== Provided data ==

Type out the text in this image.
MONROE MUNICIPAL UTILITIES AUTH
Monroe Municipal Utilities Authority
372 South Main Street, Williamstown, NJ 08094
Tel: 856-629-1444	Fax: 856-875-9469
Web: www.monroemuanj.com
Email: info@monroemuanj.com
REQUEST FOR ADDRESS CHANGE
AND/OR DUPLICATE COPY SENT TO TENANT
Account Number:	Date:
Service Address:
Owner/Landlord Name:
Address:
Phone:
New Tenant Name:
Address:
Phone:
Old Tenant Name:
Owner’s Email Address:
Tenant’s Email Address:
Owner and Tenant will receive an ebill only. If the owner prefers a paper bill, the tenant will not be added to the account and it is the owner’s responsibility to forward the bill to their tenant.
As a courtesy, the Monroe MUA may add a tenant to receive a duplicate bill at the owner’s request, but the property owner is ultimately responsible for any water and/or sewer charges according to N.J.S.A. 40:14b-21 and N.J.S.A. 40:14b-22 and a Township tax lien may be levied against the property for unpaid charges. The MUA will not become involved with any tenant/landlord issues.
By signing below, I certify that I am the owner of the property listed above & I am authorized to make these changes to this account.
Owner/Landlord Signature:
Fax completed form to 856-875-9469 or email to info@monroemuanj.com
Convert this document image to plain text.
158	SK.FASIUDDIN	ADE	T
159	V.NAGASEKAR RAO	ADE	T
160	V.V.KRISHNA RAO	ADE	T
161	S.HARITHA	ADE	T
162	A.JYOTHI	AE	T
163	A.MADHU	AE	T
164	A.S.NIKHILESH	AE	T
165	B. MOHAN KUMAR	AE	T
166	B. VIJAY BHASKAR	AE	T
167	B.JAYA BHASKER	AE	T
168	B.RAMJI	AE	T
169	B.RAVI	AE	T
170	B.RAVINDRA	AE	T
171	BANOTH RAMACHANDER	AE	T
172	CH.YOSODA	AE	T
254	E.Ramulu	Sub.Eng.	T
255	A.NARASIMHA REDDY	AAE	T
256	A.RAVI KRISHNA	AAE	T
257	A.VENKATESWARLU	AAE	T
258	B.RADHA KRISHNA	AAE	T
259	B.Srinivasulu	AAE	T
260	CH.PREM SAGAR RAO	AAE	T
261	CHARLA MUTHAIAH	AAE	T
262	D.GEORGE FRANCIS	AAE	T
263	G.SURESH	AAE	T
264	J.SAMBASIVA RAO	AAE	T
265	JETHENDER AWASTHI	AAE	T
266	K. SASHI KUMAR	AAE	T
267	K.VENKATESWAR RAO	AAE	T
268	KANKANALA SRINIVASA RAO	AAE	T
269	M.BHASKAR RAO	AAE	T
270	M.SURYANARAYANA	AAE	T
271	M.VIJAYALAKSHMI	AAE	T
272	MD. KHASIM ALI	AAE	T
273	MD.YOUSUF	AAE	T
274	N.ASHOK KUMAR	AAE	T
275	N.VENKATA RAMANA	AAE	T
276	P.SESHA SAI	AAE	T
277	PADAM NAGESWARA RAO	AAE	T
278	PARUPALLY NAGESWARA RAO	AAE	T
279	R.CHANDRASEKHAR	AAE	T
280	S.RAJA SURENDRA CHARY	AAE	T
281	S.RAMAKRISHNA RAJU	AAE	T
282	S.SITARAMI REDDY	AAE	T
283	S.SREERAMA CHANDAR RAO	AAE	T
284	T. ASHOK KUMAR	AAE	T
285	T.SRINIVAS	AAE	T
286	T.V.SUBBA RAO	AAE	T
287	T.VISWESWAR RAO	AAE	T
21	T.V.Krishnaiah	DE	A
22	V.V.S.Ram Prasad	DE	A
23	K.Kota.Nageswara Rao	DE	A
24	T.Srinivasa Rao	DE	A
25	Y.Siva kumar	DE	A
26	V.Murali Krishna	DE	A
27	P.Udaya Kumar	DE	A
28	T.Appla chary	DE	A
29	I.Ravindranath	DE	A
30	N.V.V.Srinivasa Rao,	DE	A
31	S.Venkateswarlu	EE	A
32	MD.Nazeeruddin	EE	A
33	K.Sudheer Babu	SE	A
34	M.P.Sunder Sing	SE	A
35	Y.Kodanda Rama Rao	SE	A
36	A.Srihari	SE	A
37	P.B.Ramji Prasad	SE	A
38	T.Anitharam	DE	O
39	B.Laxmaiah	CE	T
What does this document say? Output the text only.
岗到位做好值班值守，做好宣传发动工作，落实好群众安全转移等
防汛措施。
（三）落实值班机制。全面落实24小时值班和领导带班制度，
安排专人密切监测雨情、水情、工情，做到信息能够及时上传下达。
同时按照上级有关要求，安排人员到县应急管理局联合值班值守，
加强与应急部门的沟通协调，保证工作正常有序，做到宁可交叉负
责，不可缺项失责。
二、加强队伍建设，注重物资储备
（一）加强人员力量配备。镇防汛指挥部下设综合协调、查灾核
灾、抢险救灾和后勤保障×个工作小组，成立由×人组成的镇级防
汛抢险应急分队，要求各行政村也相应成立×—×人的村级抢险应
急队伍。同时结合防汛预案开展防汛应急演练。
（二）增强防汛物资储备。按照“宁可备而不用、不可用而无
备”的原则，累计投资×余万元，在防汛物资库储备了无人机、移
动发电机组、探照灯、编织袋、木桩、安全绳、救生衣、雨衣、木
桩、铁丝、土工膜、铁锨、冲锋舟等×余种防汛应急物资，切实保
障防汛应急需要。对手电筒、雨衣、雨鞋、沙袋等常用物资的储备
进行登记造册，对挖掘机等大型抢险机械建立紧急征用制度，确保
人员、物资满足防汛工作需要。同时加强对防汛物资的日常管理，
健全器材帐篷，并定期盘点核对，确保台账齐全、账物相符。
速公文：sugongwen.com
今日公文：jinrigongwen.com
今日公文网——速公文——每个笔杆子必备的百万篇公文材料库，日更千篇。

===

What is the number of lines in the records that contain "document"? Give that number only.

2